Instructions to follow ->
Look below and pull out each line with the word "Speed".

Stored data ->
= = = = =

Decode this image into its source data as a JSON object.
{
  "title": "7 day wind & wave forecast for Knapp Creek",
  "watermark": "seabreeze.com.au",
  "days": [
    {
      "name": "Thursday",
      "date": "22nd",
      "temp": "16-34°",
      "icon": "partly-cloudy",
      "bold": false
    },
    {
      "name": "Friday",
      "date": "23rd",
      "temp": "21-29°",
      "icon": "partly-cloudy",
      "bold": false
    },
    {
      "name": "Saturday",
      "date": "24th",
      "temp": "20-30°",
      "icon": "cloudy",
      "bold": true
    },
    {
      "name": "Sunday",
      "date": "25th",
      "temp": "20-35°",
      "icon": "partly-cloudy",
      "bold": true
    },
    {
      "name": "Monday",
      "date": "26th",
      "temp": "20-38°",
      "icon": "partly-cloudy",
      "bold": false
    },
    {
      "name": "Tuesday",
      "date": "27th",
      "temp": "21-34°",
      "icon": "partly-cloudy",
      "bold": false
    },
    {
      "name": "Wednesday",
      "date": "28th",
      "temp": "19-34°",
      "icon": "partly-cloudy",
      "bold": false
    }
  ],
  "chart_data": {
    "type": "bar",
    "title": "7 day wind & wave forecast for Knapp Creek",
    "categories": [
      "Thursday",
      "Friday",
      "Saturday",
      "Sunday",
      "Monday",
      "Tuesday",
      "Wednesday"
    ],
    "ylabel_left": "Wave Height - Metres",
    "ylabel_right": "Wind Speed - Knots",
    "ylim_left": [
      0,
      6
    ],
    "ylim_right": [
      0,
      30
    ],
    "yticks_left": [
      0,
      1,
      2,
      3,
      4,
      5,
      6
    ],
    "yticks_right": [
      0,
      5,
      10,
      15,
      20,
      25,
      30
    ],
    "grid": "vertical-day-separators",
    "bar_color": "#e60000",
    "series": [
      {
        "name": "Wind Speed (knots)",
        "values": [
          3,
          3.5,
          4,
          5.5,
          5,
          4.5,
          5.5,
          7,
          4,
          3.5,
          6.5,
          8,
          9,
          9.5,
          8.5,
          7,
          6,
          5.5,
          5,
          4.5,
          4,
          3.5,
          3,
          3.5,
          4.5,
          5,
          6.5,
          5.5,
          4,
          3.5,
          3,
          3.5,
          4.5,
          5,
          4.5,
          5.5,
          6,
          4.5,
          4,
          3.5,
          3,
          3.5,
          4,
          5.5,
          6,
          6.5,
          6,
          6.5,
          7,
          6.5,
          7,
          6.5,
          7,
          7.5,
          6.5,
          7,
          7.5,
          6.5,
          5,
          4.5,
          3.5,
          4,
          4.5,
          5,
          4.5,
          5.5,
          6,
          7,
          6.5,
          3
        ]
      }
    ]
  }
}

= = = = =

Result of this exercise ->
    "ylabel_right": "Wind Speed - Knots",
        "name": "Wind Speed (knots)",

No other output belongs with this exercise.